## SOURCE
================================

# Now you can get blocks from all the WHS!



## Marco55 (Dec 13, 2016)

Nice!


----------



## nighthawk398 (Jul 21, 2015)

Cool


----------



## soupergloo (Jul 24, 2015)

I hate it, I have no intention of working any other warehouse except UCA1, and now I have to worry about accidentally picking up blocks from 4 other warehouses.


----------



## ??? (May 27, 2016)

Is this ability national or in certain markets?


----------



## Solo1 (Apr 18, 2017)

??? said:


> Is this ability national or in certain markets?


It's gotta be certain markets because I am where the mothership is and I still only get my preferred WH/FC and the closest one to that ... So only 2 shows and we have absolutely every program Amazon has to offer .


----------



## ??? (May 27, 2016)

Is anyone in Miami able to see more than one warehouse at a time?


----------



## Movaldriver (Feb 20, 2017)

We don't see it at DLA5 (Riverside CA)


----------



## soupergloo (Jul 24, 2015)

for those of you that aren't merged with other warehouses yet, it's coming.

for SF, first we were merged with Berkeley (even though it's over a bridge and easily 2-hours away with traffic) and now Sunnyvale & San Jose (also at least 2 hours away). there's absolutely no point in choosing a warehouse anymore, you'll have access to all of them.

I don't know what the **** they're thinking .. you have to grab blocks without looking at it over here and they're forcing us to grab and drop blocks every single time. it's only going to lead to the deactivated of a mass amount of drivers.


----------



## CarmenFlexDriver (Jun 21, 2016)

??? said:


> Is anyone in Miami able to see more than one block at a time?


 I'm out of DMI2.....when they drop same day blocks in the morning typically it's multiple time slots/blocks. Next day blocks are one at a time.
Later on in the day you'll see mostly single blocks but occasionally you'll see multiple blocks dropped.

And on multiple warehouse choices......we aren't seeing it at our location.

================================

## PROBLEMS
[a] Decide whether each statement agrees with the thread about getting blocks from all warehouses: (i) soupergloo says SF was first merged with Berkeley; (ii) Movaldriver reports seeing multiple warehouses at DLA5; (iii) CarmenFlexDriver says next day blocks are dropped several at a time. For each, answer yes or no and quote the deciding words.
[b] Write out the part of the thread between "## CarmenFlexDriver (Jun" and "multiple blocks dropped.", inclusive, swapping "same day blocks" for "morning blocks".
[c] Answer these questions from the thread:
(i) Which warehouse does soupergloo intend to work?
(ii) How far away is Berkeley, according to soupergloo?
(iii) Which location is CarmenFlexDriver out of?
The items that come next are separate material and have no connection to the thread.

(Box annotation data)
================================

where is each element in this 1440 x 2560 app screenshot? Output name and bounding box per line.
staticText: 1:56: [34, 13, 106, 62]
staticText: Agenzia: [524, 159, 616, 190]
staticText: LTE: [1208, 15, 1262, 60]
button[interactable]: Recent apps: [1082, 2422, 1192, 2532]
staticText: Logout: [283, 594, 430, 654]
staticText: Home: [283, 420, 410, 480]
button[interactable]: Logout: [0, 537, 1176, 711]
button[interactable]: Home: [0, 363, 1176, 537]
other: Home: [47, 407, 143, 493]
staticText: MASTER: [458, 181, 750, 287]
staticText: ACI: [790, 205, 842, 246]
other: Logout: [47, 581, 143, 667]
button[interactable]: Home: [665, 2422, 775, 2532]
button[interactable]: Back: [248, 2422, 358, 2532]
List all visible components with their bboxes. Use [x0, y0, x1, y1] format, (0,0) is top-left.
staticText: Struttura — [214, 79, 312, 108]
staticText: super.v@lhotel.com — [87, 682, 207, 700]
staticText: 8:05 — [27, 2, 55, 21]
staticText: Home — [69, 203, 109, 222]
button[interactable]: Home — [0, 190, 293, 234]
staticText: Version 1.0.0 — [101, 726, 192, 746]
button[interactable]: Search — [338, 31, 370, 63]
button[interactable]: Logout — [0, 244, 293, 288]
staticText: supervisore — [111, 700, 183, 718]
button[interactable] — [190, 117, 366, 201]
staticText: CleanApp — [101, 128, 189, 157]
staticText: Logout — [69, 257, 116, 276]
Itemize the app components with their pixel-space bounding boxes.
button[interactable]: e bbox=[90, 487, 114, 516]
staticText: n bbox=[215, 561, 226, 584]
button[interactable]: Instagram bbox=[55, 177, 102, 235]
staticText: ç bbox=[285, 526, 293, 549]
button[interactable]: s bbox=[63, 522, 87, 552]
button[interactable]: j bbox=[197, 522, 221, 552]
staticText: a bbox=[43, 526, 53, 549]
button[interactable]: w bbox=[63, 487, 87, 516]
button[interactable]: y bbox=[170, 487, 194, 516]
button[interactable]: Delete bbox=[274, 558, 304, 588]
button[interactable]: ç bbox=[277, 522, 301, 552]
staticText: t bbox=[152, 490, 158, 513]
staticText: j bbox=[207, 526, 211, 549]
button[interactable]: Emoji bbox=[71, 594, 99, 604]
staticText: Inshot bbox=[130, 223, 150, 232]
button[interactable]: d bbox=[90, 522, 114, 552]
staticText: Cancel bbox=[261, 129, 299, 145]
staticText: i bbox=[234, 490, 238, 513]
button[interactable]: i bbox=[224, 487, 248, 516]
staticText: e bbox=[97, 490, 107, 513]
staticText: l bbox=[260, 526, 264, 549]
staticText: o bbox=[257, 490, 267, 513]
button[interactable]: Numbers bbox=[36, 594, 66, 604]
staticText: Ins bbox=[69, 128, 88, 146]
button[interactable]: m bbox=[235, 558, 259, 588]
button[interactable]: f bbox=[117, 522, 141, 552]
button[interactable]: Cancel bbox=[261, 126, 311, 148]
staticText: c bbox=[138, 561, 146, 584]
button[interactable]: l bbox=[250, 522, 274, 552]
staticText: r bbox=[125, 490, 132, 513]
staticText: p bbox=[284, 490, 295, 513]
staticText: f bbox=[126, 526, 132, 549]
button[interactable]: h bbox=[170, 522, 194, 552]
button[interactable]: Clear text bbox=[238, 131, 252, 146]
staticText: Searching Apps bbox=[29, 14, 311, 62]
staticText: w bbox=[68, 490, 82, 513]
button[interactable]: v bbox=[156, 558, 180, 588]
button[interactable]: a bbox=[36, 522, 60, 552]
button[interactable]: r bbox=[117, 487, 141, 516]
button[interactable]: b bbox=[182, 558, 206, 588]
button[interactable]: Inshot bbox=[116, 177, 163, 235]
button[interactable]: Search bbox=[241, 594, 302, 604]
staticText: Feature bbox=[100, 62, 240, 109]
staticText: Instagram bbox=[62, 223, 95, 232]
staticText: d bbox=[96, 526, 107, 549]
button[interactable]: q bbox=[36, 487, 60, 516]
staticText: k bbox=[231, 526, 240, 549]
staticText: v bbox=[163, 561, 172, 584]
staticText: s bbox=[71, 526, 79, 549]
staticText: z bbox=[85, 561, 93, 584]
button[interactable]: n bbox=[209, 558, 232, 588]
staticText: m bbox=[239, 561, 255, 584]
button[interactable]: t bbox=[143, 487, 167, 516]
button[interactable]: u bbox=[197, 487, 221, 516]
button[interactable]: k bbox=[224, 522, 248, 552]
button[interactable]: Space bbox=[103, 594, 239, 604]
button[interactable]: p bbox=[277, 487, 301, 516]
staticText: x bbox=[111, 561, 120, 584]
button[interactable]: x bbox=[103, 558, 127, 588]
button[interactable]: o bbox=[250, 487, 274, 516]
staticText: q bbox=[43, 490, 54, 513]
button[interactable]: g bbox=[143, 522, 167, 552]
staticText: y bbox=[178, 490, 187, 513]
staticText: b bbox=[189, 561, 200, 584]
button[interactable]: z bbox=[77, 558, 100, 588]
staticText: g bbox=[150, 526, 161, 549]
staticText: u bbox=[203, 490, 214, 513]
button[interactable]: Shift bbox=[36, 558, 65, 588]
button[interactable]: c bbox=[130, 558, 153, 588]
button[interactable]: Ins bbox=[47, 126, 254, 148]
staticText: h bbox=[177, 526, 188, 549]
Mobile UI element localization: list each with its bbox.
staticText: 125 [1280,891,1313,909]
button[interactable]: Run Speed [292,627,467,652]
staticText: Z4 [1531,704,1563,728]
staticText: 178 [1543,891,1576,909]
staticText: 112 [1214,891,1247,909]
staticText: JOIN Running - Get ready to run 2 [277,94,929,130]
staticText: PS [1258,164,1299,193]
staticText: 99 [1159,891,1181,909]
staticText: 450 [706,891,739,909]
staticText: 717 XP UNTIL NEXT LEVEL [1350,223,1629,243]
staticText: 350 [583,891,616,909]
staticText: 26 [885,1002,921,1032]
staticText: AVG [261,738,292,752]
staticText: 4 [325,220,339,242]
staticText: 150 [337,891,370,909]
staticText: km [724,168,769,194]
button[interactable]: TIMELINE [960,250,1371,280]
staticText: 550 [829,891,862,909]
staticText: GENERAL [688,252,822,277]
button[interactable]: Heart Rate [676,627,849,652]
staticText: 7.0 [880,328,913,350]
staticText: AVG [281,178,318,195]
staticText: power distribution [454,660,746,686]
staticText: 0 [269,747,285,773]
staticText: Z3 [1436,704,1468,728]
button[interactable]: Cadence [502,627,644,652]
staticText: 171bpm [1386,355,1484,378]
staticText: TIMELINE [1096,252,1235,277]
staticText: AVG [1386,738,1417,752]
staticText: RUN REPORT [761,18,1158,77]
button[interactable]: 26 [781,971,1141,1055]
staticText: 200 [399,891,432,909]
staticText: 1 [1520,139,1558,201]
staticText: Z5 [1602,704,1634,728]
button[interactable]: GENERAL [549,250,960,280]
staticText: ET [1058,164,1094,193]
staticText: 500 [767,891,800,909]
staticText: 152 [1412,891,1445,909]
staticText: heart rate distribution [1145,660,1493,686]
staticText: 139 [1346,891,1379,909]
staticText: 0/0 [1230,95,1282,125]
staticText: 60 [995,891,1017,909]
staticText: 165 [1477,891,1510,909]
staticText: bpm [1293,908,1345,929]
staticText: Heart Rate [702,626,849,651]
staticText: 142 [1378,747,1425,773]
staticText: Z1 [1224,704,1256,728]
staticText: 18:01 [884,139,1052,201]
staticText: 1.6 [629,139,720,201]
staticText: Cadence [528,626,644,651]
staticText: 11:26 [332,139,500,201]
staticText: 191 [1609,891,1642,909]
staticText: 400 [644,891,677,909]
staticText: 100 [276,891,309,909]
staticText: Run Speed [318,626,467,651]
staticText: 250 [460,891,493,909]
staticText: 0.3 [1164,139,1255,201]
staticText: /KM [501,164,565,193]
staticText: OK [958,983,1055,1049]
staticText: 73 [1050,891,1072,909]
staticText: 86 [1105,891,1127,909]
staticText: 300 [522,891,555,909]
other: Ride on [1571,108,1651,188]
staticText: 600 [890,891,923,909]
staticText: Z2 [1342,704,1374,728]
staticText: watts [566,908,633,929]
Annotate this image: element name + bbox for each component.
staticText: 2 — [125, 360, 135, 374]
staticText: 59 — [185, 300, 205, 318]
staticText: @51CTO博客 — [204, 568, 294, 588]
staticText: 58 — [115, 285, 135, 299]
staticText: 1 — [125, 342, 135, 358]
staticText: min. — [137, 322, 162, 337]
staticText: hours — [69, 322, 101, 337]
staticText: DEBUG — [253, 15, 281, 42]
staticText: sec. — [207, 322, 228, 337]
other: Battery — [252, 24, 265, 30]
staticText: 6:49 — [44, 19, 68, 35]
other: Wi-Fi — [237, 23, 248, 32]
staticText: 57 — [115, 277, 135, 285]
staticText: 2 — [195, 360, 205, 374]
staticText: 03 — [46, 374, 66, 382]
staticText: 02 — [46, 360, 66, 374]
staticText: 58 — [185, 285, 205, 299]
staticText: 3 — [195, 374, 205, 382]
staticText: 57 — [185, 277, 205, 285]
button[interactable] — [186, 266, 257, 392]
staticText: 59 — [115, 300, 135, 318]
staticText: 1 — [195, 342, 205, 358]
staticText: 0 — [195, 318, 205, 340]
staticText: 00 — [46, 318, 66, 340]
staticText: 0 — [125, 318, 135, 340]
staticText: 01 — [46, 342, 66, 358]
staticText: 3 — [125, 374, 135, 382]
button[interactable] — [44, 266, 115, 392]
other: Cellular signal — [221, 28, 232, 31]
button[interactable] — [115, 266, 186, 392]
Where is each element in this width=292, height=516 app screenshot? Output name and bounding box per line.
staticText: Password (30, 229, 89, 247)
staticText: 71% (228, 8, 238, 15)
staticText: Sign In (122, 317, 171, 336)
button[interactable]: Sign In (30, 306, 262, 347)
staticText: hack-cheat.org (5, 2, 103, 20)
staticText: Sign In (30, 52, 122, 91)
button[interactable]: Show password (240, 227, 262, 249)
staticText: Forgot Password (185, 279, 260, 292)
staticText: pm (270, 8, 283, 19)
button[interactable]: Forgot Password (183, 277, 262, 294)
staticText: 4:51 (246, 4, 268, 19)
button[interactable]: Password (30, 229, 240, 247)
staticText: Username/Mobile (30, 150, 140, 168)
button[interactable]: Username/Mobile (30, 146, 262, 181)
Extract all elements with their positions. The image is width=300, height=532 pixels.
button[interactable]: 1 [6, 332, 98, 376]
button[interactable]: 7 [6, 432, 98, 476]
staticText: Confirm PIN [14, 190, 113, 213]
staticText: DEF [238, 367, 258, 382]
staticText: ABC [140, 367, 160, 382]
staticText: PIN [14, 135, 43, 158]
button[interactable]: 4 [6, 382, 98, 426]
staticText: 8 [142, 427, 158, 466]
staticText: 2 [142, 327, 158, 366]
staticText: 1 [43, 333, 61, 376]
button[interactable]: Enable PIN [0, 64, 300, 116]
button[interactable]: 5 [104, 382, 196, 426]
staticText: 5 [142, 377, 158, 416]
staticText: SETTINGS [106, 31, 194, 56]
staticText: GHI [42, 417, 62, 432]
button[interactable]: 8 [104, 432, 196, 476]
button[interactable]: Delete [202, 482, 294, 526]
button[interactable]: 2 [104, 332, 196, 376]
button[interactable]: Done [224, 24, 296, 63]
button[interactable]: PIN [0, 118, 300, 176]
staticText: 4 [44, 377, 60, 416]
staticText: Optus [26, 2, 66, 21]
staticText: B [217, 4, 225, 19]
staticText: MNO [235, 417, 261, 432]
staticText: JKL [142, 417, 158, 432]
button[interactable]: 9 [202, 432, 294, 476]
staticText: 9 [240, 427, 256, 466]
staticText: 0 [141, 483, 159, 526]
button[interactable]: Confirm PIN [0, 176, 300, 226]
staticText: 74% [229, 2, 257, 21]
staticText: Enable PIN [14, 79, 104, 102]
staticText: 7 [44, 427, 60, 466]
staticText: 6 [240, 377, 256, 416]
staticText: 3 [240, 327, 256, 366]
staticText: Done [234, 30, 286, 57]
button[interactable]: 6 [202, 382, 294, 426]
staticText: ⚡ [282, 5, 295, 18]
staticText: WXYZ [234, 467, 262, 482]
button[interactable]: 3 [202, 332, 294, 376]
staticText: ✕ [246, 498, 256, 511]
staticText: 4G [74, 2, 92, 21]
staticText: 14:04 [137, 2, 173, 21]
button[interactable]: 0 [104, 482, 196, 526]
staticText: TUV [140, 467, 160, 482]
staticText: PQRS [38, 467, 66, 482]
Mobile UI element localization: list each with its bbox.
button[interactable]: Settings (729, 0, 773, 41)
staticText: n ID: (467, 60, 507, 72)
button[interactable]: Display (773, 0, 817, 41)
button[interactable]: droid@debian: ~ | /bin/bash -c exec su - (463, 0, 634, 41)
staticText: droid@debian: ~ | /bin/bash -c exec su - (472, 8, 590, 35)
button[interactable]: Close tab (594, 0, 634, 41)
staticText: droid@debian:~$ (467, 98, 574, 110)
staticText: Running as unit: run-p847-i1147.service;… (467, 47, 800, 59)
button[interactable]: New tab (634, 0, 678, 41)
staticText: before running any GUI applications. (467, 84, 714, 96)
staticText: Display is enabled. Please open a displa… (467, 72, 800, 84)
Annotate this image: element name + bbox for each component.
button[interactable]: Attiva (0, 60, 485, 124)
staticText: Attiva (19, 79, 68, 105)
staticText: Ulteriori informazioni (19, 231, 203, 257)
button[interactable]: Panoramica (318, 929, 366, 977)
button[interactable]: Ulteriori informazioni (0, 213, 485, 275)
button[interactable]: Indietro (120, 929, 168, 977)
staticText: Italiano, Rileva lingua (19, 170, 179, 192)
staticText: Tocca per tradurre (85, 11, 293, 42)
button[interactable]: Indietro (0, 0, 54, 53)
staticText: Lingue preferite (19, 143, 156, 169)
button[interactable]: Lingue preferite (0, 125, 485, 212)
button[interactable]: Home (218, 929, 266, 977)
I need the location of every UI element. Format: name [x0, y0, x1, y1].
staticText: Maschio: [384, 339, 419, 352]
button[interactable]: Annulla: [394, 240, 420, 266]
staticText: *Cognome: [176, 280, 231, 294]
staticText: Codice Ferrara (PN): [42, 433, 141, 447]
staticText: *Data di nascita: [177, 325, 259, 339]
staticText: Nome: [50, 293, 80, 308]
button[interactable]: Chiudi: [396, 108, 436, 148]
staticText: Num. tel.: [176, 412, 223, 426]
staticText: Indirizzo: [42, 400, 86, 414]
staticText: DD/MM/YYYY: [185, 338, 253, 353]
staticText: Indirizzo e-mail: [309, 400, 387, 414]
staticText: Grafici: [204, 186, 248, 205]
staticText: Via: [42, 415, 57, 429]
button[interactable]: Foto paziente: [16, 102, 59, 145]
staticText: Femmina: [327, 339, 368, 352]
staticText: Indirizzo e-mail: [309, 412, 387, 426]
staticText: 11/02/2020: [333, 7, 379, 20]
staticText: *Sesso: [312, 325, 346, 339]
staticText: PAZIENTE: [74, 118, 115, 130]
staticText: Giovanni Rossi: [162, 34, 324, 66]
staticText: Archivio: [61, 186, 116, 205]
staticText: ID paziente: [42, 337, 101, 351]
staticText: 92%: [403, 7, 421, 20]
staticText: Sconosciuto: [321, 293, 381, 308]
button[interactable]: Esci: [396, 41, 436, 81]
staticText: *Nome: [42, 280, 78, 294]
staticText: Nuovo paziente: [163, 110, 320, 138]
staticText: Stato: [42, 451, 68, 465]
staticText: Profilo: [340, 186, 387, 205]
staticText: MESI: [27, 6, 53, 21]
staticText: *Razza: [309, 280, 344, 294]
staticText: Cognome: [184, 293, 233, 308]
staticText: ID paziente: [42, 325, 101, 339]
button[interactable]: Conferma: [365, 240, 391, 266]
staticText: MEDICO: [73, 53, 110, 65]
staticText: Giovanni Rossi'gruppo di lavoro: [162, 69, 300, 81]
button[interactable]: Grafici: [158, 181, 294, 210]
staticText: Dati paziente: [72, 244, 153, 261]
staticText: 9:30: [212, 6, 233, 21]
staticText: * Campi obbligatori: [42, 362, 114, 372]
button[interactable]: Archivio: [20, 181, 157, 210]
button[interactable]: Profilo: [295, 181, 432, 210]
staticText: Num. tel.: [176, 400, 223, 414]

================================

## FINAL ANSWERS
[a]
(i) Yes: "for SF, first we were merged with Berkeley"
(ii) No: "We don't see it at DLA5 (Riverside CA)"
(iii) No: "Next day blocks are one at a time."

[b]
## CarmenFlexDriver (Jun 21, 2016)

??? said:


> Is anyone in Miami able to see more than one block at a time?


 I'm out of DMI2.....when they drop morning blocks in the morning typically it's multiple time slots/blocks. Next day blocks are one at a time.
Later on in the day you'll see mostly single blocks but occasionally you'll see multiple blocks dropped.

[c]
(i) UCA1
(ii) Easily 2 hours away with traffic
(iii) DMI2